Retype every entry word for word.

------

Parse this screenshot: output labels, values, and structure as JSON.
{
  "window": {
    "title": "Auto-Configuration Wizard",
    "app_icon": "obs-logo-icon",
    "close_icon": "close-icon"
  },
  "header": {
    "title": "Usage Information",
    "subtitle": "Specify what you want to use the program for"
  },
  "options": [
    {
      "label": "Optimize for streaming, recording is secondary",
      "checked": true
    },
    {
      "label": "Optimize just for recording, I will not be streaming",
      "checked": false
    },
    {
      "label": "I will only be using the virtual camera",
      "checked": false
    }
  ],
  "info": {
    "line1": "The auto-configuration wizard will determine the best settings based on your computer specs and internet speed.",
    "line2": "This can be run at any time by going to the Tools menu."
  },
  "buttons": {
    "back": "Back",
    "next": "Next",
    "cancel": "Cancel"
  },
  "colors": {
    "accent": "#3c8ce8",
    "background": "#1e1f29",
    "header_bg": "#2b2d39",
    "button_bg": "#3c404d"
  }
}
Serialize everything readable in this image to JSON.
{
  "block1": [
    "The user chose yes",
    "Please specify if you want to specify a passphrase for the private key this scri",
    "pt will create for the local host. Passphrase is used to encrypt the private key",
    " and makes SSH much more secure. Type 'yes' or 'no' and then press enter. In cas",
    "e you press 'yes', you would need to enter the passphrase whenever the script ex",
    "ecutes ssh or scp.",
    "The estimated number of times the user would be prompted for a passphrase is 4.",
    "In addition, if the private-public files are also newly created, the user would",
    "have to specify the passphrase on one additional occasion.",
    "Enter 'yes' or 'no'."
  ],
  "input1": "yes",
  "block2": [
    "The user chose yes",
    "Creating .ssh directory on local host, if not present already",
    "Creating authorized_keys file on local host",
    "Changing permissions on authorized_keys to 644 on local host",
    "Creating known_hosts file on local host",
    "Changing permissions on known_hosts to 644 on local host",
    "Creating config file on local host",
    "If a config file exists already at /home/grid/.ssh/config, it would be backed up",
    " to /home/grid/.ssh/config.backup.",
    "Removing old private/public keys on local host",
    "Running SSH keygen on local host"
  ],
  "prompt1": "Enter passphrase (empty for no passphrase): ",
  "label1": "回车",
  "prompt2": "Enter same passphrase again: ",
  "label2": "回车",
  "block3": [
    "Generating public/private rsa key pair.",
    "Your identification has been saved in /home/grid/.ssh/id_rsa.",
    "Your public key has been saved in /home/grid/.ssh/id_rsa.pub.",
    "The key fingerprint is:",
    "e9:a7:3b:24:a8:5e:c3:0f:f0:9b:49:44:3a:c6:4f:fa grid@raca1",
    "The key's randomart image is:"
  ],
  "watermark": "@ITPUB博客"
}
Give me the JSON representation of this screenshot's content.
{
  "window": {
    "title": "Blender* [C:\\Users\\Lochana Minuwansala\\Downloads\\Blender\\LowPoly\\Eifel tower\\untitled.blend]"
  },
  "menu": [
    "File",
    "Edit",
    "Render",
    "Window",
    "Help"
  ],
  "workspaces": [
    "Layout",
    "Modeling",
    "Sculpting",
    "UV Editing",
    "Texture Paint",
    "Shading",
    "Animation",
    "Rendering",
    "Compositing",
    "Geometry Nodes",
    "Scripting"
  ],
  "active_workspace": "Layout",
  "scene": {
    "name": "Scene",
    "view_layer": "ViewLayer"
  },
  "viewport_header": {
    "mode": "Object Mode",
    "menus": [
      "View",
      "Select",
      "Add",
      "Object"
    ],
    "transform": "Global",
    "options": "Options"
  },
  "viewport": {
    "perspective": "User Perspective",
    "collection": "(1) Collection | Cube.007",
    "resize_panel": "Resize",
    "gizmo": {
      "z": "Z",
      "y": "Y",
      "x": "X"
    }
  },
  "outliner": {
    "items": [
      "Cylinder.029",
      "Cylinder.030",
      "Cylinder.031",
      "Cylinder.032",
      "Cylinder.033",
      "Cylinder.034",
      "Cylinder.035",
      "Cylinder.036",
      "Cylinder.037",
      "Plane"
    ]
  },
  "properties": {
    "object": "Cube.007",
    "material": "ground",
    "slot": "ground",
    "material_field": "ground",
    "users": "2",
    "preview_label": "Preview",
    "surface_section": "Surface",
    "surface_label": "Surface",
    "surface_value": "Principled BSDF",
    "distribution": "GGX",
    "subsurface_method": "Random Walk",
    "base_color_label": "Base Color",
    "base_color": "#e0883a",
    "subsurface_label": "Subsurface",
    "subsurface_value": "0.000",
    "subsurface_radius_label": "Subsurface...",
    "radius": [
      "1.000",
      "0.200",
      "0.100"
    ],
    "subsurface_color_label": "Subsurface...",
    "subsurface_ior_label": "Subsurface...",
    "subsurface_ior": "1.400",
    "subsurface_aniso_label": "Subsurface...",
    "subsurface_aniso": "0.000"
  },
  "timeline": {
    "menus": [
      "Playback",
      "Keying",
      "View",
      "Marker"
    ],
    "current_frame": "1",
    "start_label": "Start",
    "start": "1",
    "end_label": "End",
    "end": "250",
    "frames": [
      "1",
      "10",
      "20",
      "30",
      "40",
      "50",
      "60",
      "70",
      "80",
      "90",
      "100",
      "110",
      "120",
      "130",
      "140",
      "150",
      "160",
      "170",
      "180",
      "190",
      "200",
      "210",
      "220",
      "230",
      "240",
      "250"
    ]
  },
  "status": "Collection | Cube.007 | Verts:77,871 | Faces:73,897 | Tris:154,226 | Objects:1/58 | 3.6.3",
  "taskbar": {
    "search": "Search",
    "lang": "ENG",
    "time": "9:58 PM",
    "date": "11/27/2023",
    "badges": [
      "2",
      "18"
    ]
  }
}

------

Final result ▸
Parse this screenshot: output labels, values, and structure as JSON.
{
  "window": {
    "title": "Auto-Configuration Wizard",
    "app_icon": "obs-logo-icon",
    "close_icon": "close-icon"
  },
  "header": {
    "title": "Usage Information",
    "subtitle": "Specify what you want to use the program for"
  },
  "options": [
    {
      "label": "Optimize for streaming, recording is secondary",
      "checked": true
    },
    {
      "label": "Optimize just for recording, I will not be streaming",
      "checked": false
    },
    {
      "label": "I will only be using the virtual camera",
      "checked": false
    }
  ],
  "info": {
    "line1": "The auto-configuration wizard will determine the best settings based on your computer specs and internet speed.",
    "line2": "This can be run at any time by going to the Tools menu."
  },
  "buttons": {
    "back": "Back",
    "next": "Next",
    "cancel": "Cancel"
  },
  "colors": {
    "accent": "#3c8ce8",
    "background": "#1e1f29",
    "header_bg": "#2b2d39",
    "button_bg": "#3c404d"
  }
}
Serialize everything readable in this image to JSON.
{
  "block1": [
    "The user chose yes",
    "Please specify if you want to specify a passphrase for the private key this scri",
    "pt will create for the local host. Passphrase is used to encrypt the private key",
    " and makes SSH much more secure. Type 'yes' or 'no' and then press enter. In cas",
    "e you press 'yes', you would need to enter the passphrase whenever the script ex",
    "ecutes ssh or scp.",
    "The estimated number of times the user would be prompted for a passphrase is 4.",
    "In addition, if the private-public files are also newly created, the user would",
    "have to specify the passphrase on one additional occasion.",
    "Enter 'yes' or 'no'."
  ],
  "input1": "yes",
  "block2": [
    "The user chose yes",
    "Creating .ssh directory on local host, if not present already",
    "Creating authorized_keys file on local host",
    "Changing permissions on authorized_keys to 644 on local host",
    "Creating known_hosts file on local host",
    "Changing permissions on known_hosts to 644 on local host",
    "Creating config file on local host",
    "If a config file exists already at /home/grid/.ssh/config, it would be backed up",
    " to /home/grid/.ssh/config.backup.",
    "Removing old private/public keys on local host",
    "Running SSH keygen on local host"
  ],
  "prompt1": "Enter passphrase (empty for no passphrase): ",
  "label1": "回车",
  "prompt2": "Enter same passphrase again: ",
  "label2": "回车",
  "block3": [
    "Generating public/private rsa key pair.",
    "Your identification has been saved in /home/grid/.ssh/id_rsa.",
    "Your public key has been saved in /home/grid/.ssh/id_rsa.pub.",
    "The key fingerprint is:",
    "e9:a7:3b:24:a8:5e:c3:0f:f0:9b:49:44:3a:c6:4f:fa grid@raca1",
    "The key's randomart image is:"
  ],
  "watermark": "@ITPUB博客"
}
Give me the JSON representation of this screenshot's content.
{
  "window": {
    "title": "Blender* [C:\\Users\\Lochana Minuwansala\\Downloads\\Blender\\LowPoly\\Eifel tower\\untitled.blend]"
  },
  "menu": [
    "File",
    "Edit",
    "Render",
    "Window",
    "Help"
  ],
  "workspaces": [
    "Layout",
    "Modeling",
    "Sculpting",
    "UV Editing",
    "Texture Paint",
    "Shading",
    "Animation",
    "Rendering",
    "Compositing",
    "Geometry Nodes",
    "Scripting"
  ],
  "active_workspace": "Layout",
  "scene": {
    "name": "Scene",
    "view_layer": "ViewLayer"
  },
  "viewport_header": {
    "mode": "Object Mode",
    "menus": [
      "View",
      "Select",
      "Add",
      "Object"
    ],
    "transform": "Global",
    "options": "Options"
  },
  "viewport": {
    "perspective": "User Perspective",
    "collection": "(1) Collection | Cube.007",
    "resize_panel": "Resize",
    "gizmo": {
      "z": "Z",
      "y": "Y",
      "x": "X"
    }
  },
  "outliner": {
    "items": [
      "Cylinder.029",
      "Cylinder.030",
      "Cylinder.031",
      "Cylinder.032",
      "Cylinder.033",
      "Cylinder.034",
      "Cylinder.035",
      "Cylinder.036",
      "Cylinder.037",
      "Plane"
    ]
  },
  "properties": {
    "object": "Cube.007",
    "material": "ground",
    "slot": "ground",
    "material_field": "ground",
    "users": "2",
    "preview_label": "Preview",
    "surface_section": "Surface",
    "surface_label": "Surface",
    "surface_value": "Principled BSDF",
    "distribution": "GGX",
    "subsurface_method": "Random Walk",
    "base_color_label": "Base Color",
    "base_color": "#e0883a",
    "subsurface_label": "Subsurface",
    "subsurface_value": "0.000",
    "subsurface_radius_label": "Subsurface...",
    "radius": [
      "1.000",
      "0.200",
      "0.100"
    ],
    "subsurface_color_label": "Subsurface...",
    "subsurface_ior_label": "Subsurface...",
    "subsurface_ior": "1.400",
    "subsurface_aniso_label": "Subsurface...",
    "subsurface_aniso": "0.000"
  },
  "timeline": {
    "menus": [
      "Playback",
      "Keying",
      "View",
      "Marker"
    ],
    "current_frame": "1",
    "start_label": "Start",
    "start": "1",
    "end_label": "End",
    "end": "250",
    "frames": [
      "1",
      "10",
      "20",
      "30",
      "40",
      "50",
      "60",
      "70",
      "80",
      "90",
      "100",
      "110",
      "120",
      "130",
      "140",
      "150",
      "160",
      "170",
      "180",
      "190",
      "200",
      "210",
      "220",
      "230",
      "240",
      "250"
    ]
  },
  "status": "Collection | Cube.007 | Verts:77,871 | Faces:73,897 | Tris:154,226 | Objects:1/58 | 3.6.3",
  "taskbar": {
    "search": "Search",
    "lang": "ENG",
    "time": "9:58 PM",
    "date": "11/27/2023",
    "badges": [
      "2",
      "18"
    ]
  }
}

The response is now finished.